Data extracted from a collection:
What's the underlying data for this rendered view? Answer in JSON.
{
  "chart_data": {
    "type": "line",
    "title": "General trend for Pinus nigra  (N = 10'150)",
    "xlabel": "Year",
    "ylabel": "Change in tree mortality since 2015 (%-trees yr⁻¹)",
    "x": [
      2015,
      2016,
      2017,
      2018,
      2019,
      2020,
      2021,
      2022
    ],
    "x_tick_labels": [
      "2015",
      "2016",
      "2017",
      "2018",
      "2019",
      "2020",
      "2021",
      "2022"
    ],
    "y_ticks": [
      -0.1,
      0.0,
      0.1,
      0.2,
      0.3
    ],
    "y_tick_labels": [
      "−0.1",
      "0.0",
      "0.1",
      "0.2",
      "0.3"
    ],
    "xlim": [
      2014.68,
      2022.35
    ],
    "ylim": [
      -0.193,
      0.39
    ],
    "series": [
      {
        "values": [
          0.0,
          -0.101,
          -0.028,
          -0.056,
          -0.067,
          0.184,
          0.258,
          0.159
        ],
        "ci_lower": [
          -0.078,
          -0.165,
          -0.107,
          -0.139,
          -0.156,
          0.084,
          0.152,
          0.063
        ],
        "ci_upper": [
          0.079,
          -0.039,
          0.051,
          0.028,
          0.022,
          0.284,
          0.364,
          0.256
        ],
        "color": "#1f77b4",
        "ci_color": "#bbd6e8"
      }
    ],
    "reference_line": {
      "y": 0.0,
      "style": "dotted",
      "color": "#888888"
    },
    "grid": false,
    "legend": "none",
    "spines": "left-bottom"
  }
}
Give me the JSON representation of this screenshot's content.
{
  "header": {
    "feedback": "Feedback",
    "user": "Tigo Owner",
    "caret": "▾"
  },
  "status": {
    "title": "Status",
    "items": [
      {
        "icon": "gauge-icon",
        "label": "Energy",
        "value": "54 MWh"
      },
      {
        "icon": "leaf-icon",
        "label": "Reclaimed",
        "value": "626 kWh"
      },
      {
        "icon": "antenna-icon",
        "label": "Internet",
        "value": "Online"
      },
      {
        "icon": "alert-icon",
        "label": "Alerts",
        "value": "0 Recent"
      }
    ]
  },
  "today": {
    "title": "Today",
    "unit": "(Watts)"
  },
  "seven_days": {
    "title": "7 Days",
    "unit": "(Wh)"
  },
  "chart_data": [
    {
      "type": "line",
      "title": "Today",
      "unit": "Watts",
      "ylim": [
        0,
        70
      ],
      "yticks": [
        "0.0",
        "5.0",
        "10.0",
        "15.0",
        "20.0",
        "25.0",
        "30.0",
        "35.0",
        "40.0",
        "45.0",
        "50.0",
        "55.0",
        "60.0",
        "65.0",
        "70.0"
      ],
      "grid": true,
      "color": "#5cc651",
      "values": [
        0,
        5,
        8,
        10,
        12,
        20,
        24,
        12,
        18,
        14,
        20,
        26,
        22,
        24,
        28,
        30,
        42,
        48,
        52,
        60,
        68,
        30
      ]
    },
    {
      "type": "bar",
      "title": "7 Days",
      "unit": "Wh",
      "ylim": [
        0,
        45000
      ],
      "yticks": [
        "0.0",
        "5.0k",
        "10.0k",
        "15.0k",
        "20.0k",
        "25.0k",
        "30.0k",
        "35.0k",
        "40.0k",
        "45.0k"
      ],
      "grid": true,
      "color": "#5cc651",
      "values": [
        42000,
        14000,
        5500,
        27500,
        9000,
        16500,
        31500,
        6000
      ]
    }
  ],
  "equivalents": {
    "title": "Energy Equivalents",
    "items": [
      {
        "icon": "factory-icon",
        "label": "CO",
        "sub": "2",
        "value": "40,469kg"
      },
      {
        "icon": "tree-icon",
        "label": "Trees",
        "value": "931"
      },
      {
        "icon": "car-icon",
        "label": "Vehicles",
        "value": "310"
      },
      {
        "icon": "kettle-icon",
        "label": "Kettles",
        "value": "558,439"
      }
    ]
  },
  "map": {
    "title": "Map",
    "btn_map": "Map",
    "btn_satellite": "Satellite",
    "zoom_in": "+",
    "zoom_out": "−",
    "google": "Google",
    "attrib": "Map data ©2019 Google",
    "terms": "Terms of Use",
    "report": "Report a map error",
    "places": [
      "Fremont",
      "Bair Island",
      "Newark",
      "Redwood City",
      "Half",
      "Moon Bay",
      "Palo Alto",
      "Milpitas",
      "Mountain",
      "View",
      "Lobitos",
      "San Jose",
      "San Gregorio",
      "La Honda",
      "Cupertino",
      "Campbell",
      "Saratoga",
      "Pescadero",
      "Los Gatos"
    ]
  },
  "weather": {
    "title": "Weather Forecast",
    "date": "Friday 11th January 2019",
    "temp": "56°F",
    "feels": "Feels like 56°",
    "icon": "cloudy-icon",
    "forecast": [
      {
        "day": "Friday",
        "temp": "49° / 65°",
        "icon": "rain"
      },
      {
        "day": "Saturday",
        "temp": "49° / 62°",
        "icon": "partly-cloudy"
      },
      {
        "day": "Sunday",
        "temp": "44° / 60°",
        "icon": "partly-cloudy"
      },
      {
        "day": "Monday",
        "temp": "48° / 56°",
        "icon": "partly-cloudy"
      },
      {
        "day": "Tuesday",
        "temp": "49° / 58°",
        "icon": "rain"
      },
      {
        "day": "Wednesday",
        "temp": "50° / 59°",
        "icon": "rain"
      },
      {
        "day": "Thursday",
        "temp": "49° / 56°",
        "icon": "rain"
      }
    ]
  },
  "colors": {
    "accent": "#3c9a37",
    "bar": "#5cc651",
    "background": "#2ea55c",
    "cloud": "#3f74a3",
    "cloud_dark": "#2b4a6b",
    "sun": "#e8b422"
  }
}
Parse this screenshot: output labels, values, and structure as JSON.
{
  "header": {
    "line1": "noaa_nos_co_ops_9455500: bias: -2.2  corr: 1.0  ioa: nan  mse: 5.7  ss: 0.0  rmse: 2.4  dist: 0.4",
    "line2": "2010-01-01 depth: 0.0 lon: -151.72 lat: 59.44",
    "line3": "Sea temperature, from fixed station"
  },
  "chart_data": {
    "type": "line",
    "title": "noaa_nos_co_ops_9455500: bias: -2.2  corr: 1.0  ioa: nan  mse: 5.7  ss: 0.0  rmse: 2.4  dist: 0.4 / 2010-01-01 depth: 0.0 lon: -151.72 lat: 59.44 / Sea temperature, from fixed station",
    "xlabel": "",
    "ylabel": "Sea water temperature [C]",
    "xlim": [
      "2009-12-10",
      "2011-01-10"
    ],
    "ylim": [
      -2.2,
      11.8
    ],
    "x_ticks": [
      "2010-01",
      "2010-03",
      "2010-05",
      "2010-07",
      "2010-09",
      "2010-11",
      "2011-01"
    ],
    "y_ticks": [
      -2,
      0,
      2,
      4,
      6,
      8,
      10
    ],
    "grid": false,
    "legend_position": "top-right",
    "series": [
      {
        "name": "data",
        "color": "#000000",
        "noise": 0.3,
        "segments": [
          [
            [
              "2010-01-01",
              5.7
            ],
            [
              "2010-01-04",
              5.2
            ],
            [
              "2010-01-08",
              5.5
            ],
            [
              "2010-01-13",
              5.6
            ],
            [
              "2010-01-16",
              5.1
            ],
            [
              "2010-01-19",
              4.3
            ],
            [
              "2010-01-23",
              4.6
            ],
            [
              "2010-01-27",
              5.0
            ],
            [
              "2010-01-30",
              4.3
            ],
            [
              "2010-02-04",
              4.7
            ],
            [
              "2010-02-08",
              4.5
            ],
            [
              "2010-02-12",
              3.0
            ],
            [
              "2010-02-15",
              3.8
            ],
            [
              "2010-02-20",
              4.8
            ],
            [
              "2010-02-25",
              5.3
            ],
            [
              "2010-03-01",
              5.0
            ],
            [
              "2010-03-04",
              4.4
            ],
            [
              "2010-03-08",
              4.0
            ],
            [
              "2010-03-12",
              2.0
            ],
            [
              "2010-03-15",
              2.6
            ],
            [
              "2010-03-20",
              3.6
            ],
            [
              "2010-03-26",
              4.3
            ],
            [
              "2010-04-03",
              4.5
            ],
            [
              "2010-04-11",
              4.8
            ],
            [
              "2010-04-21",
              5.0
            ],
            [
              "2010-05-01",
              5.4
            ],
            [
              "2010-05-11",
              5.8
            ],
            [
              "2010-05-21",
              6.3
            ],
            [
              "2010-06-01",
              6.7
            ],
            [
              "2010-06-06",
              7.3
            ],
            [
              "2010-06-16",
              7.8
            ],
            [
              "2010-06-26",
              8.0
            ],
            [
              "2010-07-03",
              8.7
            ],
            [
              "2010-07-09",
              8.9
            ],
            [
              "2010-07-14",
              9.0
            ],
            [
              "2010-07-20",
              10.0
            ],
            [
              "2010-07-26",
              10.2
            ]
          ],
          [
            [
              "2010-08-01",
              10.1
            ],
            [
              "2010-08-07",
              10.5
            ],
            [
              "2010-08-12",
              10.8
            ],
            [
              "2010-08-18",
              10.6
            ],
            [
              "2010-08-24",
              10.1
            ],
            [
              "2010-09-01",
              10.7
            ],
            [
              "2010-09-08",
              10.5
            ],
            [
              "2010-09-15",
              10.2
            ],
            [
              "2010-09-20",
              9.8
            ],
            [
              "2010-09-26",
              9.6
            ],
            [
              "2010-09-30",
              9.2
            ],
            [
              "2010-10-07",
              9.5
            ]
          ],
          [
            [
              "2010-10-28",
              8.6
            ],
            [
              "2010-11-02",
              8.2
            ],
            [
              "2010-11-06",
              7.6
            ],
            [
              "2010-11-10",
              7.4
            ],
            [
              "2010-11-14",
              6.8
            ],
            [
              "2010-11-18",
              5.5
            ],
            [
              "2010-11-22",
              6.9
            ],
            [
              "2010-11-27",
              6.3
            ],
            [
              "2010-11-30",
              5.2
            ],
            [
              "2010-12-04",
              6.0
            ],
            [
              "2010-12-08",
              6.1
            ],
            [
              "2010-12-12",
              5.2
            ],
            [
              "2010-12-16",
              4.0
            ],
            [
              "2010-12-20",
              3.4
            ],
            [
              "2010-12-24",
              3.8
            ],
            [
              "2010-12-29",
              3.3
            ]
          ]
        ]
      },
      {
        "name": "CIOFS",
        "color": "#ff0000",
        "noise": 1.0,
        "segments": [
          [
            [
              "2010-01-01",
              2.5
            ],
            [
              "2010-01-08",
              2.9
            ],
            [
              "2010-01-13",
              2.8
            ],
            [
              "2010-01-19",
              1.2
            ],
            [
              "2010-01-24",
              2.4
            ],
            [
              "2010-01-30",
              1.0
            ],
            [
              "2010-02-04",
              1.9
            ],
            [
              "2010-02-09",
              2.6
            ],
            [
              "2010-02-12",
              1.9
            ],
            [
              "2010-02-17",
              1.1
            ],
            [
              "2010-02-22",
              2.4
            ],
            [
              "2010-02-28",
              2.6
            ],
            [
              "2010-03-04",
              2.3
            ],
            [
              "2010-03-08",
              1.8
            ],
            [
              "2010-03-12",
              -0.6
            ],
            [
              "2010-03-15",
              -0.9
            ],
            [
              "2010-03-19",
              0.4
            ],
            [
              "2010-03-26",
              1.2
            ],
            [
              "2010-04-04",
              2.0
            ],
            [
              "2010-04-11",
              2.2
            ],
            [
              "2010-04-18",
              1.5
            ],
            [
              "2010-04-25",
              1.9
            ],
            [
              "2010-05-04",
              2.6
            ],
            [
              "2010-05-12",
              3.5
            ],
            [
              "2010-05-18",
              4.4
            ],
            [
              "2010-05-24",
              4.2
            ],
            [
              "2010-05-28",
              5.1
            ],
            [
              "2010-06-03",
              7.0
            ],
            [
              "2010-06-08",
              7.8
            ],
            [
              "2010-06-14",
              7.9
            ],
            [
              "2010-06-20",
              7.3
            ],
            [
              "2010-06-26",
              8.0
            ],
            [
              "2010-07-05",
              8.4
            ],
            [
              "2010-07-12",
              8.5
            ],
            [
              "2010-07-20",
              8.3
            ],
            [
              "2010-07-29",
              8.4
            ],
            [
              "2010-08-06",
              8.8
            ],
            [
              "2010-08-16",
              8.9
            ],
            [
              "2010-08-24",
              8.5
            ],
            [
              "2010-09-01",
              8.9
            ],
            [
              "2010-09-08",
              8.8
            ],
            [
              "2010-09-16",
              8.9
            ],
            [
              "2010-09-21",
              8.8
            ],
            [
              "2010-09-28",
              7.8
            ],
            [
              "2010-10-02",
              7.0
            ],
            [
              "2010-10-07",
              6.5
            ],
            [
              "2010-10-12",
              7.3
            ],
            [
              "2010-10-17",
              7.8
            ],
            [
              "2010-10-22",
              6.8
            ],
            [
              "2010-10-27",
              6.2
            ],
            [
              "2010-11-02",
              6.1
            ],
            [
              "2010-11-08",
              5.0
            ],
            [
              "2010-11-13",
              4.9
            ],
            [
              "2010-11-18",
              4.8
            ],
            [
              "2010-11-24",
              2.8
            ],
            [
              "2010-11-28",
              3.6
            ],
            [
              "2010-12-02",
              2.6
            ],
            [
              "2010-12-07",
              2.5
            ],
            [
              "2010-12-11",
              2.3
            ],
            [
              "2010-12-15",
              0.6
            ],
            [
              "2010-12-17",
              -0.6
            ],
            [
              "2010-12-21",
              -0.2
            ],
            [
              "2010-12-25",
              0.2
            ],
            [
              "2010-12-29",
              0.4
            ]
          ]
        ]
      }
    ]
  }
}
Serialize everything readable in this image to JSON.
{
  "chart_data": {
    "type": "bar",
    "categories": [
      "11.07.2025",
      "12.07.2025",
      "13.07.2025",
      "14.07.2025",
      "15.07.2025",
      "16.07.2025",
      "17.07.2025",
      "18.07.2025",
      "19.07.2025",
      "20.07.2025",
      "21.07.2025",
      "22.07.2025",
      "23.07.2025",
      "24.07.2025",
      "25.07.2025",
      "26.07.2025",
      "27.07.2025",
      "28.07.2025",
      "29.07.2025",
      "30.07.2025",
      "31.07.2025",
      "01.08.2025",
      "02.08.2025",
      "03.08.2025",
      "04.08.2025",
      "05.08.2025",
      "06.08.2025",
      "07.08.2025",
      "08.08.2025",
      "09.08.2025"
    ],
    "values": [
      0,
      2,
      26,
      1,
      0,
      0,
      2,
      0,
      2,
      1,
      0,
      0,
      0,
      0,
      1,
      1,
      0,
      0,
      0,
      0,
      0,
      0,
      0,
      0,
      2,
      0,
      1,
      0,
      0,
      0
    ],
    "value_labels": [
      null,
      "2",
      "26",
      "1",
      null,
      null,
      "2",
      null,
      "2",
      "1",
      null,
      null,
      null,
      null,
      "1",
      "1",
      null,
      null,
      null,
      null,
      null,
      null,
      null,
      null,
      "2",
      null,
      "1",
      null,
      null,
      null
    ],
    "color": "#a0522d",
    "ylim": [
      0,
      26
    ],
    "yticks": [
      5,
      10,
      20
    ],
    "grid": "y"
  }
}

(AIM)
Find every line above that contains the word "values", and return each one.

(EXERCISE SOLUTION)
        "values": [
      "values": [
      "values": [
Parse this screenshot: output labels, values, and structure as JSON.
    "values": [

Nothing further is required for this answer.